What's required is a verbatim printout of all the data.

***** EXERCISE MATERIALS *****

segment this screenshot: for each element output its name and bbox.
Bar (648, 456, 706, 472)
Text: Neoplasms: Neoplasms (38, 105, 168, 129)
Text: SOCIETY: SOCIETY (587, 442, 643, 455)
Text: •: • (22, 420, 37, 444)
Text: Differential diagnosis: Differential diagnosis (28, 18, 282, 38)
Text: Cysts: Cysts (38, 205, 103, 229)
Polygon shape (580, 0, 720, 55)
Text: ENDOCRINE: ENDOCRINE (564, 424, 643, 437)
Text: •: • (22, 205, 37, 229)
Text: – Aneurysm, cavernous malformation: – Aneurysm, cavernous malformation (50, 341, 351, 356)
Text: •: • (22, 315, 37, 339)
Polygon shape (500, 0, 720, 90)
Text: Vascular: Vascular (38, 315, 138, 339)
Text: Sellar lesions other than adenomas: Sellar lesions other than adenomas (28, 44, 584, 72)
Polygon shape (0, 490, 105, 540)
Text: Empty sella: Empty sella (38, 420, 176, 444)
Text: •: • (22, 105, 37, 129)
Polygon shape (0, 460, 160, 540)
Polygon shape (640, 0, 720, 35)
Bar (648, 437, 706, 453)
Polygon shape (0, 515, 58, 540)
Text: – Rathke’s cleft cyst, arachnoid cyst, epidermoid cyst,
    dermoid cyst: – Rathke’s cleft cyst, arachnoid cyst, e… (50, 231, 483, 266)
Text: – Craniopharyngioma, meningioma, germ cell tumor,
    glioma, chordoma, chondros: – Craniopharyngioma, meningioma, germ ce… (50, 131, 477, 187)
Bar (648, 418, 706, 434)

*****

*WORKED SOLUTION:*
segment this screenshot: for each element output its name and bbox.
Bar (648, 456, 706, 472)
Text: Neoplasms: Neoplasms (38, 105, 168, 129)
Text: SOCIETY: SOCIETY (587, 442, 643, 455)
Text: •: • (22, 420, 37, 444)
Text: Differential diagnosis: Differential diagnosis (28, 18, 282, 38)
Text: Cysts: Cysts (38, 205, 103, 229)
Polygon shape (580, 0, 720, 55)
Text: ENDOCRINE: ENDOCRINE (564, 424, 643, 437)
Text: •: • (22, 205, 37, 229)
Text: – Aneurysm, cavernous malformation: – Aneurysm, cavernous malformation (50, 341, 351, 356)
Text: •: • (22, 315, 37, 339)
Polygon shape (500, 0, 720, 90)
Text: Vascular: Vascular (38, 315, 138, 339)
Text: Sellar lesions other than adenomas: Sellar lesions other than adenomas (28, 44, 584, 72)
Polygon shape (0, 490, 105, 540)
Text: Empty sella: Empty sella (38, 420, 176, 444)
Text: •: • (22, 105, 37, 129)
Polygon shape (0, 460, 160, 540)
Polygon shape (640, 0, 720, 35)
Bar (648, 437, 706, 453)
Polygon shape (0, 515, 58, 540)
Text: – Rathke’s cleft cyst, arachnoid cyst, epidermoid cyst,
    dermoid cyst: – Rathke’s cleft cyst, arachnoid cyst, e… (50, 231, 483, 266)
Text: – Craniopharyngioma, meningioma, germ cell tumor,
    glioma, chordoma, chondros: – Craniopharyngioma, meningioma, germ ce… (50, 131, 477, 187)
Bar (648, 418, 706, 434)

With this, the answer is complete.